### [WHAT THE EXERCISE ASKS]
Pictures within the data are to be left out; everything else must be reproduced exactly.

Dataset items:
>> START
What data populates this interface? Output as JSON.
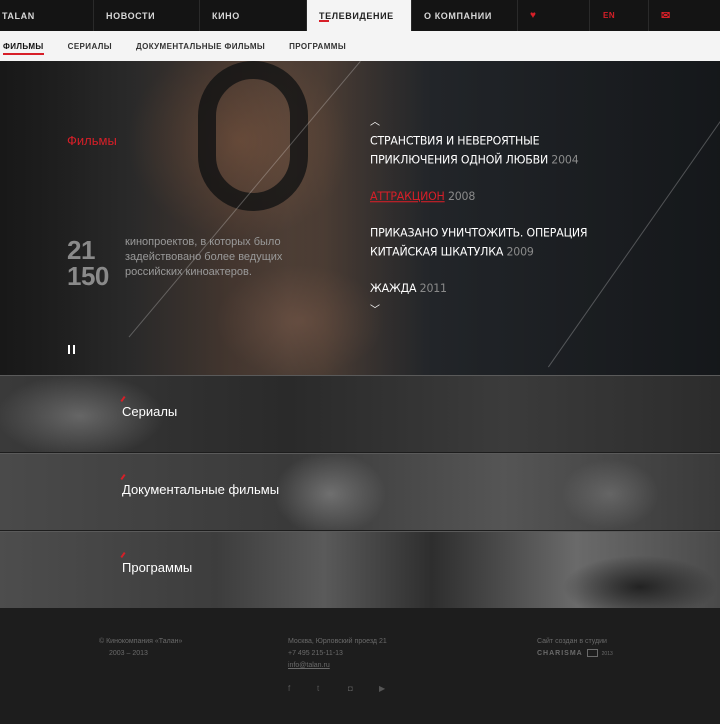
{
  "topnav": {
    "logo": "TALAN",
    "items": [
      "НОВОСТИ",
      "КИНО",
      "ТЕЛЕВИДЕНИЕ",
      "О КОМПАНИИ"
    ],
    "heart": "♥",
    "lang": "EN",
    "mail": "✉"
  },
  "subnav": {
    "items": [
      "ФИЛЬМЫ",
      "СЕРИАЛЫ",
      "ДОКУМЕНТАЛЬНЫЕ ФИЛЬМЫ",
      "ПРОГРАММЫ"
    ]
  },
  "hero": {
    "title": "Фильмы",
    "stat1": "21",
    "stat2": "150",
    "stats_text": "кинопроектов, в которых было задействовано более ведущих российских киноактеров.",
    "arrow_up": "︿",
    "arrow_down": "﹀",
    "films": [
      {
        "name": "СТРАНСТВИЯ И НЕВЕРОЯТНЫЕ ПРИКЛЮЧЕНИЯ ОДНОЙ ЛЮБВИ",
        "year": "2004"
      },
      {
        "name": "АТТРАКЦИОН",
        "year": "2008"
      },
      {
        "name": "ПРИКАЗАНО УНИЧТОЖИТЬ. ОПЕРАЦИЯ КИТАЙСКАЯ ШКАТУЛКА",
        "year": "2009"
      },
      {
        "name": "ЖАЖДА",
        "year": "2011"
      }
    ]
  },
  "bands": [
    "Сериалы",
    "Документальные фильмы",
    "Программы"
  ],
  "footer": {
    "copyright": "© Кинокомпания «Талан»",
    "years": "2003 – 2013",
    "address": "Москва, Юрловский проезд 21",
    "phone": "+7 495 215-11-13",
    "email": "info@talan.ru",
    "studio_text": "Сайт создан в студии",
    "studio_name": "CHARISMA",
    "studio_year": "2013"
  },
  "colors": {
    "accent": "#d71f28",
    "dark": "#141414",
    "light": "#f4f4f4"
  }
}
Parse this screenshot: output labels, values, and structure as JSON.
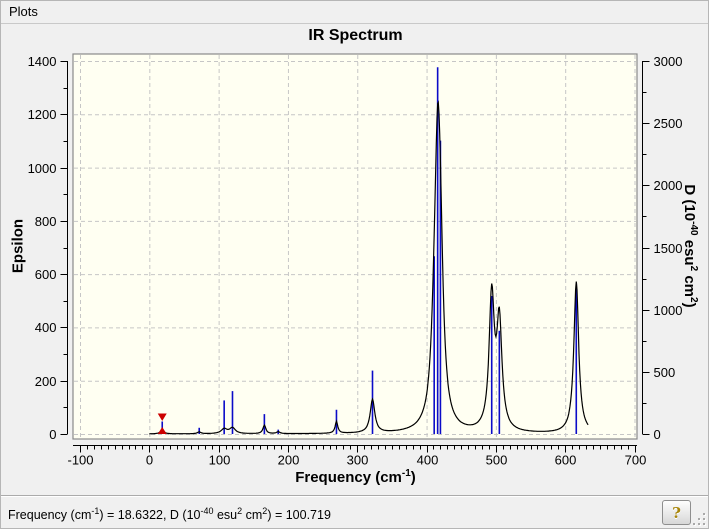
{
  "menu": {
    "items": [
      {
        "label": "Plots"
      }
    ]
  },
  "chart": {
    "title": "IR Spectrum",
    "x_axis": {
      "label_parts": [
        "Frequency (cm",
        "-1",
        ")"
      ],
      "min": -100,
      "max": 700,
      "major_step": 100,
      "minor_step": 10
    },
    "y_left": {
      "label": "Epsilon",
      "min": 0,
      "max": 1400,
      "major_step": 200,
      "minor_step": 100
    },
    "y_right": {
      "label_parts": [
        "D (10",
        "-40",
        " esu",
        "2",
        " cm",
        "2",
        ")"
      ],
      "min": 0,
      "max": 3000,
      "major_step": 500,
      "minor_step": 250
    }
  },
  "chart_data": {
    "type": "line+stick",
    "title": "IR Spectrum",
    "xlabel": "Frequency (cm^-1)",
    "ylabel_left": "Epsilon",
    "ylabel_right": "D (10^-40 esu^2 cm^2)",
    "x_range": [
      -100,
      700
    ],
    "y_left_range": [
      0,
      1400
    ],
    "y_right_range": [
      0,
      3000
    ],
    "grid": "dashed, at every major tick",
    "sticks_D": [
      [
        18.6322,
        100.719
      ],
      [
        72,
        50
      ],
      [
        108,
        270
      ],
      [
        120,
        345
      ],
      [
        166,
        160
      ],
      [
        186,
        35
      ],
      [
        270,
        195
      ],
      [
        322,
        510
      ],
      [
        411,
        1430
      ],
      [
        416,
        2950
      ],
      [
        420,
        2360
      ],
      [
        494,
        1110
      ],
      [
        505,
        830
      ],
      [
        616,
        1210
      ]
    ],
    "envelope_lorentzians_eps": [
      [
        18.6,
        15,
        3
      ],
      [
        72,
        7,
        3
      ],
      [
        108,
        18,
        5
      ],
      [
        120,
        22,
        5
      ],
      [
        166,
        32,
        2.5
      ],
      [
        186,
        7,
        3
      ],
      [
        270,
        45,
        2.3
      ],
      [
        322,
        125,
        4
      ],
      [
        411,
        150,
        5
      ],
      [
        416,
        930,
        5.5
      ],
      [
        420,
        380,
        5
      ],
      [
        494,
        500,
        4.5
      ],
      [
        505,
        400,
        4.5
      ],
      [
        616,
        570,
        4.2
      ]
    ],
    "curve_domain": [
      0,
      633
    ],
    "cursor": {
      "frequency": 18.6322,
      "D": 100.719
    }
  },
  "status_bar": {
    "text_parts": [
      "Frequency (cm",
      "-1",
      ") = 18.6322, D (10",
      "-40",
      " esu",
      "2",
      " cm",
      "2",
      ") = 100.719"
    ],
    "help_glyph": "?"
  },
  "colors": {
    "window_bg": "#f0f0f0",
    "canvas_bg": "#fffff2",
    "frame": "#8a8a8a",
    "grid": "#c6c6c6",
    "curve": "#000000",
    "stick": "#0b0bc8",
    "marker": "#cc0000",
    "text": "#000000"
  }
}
>> END
### [FINISHED ANSWER]
What data populates this interface? Output as JSON.
{
  "topnav": {
    "logo": "TALAN",
    "items": [
      "НОВОСТИ",
      "КИНО",
      "ТЕЛЕВИДЕНИЕ",
      "О КОМПАНИИ"
    ],
    "heart": "♥",
    "lang": "EN",
    "mail": "✉"
  },
  "subnav": {
    "items": [
      "ФИЛЬМЫ",
      "СЕРИАЛЫ",
      "ДОКУМЕНТАЛЬНЫЕ ФИЛЬМЫ",
      "ПРОГРАММЫ"
    ]
  },
  "hero": {
    "title": "Фильмы",
    "stat1": "21",
    "stat2": "150",
    "stats_text": "кинопроектов, в которых было задействовано более ведущих российских киноактеров.",
    "arrow_up": "︿",
    "arrow_down": "﹀",
    "films": [
      {
        "name": "СТРАНСТВИЯ И НЕВЕРОЯТНЫЕ ПРИКЛЮЧЕНИЯ ОДНОЙ ЛЮБВИ",
        "year": "2004"
      },
      {
        "name": "АТТРАКЦИОН",
        "year": "2008"
      },
      {
        "name": "ПРИКАЗАНО УНИЧТОЖИТЬ. ОПЕРАЦИЯ КИТАЙСКАЯ ШКАТУЛКА",
        "year": "2009"
      },
      {
        "name": "ЖАЖДА",
        "year": "2011"
      }
    ]
  },
  "bands": [
    "Сериалы",
    "Документальные фильмы",
    "Программы"
  ],
  "footer": {
    "copyright": "© Кинокомпания «Талан»",
    "years": "2003 – 2013",
    "address": "Москва, Юрловский проезд 21",
    "phone": "+7 495 215-11-13",
    "email": "info@talan.ru",
    "studio_text": "Сайт создан в студии",
    "studio_name": "CHARISMA",
    "studio_year": "2013"
  },
  "colors": {
    "accent": "#d71f28",
    "dark": "#141414",
    "light": "#f4f4f4"
  }
}
Parse this screenshot: output labels, values, and structure as JSON.
{
  "menu": {
    "items": [
      {
        "label": "Plots"
      }
    ]
  },
  "chart": {
    "title": "IR Spectrum",
    "x_axis": {
      "label_parts": [
        "Frequency (cm",
        "-1",
        ")"
      ],
      "min": -100,
      "max": 700,
      "major_step": 100,
      "minor_step": 10
    },
    "y_left": {
      "label": "Epsilon",
      "min": 0,
      "max": 1400,
      "major_step": 200,
      "minor_step": 100
    },
    "y_right": {
      "label_parts": [
        "D (10",
        "-40",
        " esu",
        "2",
        " cm",
        "2",
        ")"
      ],
      "min": 0,
      "max": 3000,
      "major_step": 500,
      "minor_step": 250
    }
  },
  "chart_data": {
    "type": "line+stick",
    "title": "IR Spectrum",
    "xlabel": "Frequency (cm^-1)",
    "ylabel_left": "Epsilon",
    "ylabel_right": "D (10^-40 esu^2 cm^2)",
    "x_range": [
      -100,
      700
    ],
    "y_left_range": [
      0,
      1400
    ],
    "y_right_range": [
      0,
      3000
    ],
    "grid": "dashed, at every major tick",
    "sticks_D": [
      [
        18.6322,
        100.719
      ],
      [
        72,
        50
      ],
      [
        108,
        270
      ],
      [
        120,
        345
      ],
      [
        166,
        160
      ],
      [
        186,
        35
      ],
      [
        270,
        195
      ],
      [
        322,
        510
      ],
      [
        411,
        1430
      ],
      [
        416,
        2950
      ],
      [
        420,
        2360
      ],
      [
        494,
        1110
      ],
      [
        505,
        830
      ],
      [
        616,
        1210
      ]
    ],
    "envelope_lorentzians_eps": [
      [
        18.6,
        15,
        3
      ],
      [
        72,
        7,
        3
      ],
      [
        108,
        18,
        5
      ],
      [
        120,
        22,
        5
      ],
      [
        166,
        32,
        2.5
      ],
      [
        186,
        7,
        3
      ],
      [
        270,
        45,
        2.3
      ],
      [
        322,
        125,
        4
      ],
      [
        411,
        150,
        5
      ],
      [
        416,
        930,
        5.5
      ],
      [
        420,
        380,
        5
      ],
      [
        494,
        500,
        4.5
      ],
      [
        505,
        400,
        4.5
      ],
      [
        616,
        570,
        4.2
      ]
    ],
    "curve_domain": [
      0,
      633
    ],
    "cursor": {
      "frequency": 18.6322,
      "D": 100.719
    }
  },
  "status_bar": {
    "text_parts": [
      "Frequency (cm",
      "-1",
      ") = 18.6322, D (10",
      "-40",
      " esu",
      "2",
      " cm",
      "2",
      ") = 100.719"
    ],
    "help_glyph": "?"
  },
  "colors": {
    "window_bg": "#f0f0f0",
    "canvas_bg": "#fffff2",
    "frame": "#8a8a8a",
    "grid": "#c6c6c6",
    "curve": "#000000",
    "stick": "#0b0bc8",
    "marker": "#cc0000",
    "text": "#000000"
  }
}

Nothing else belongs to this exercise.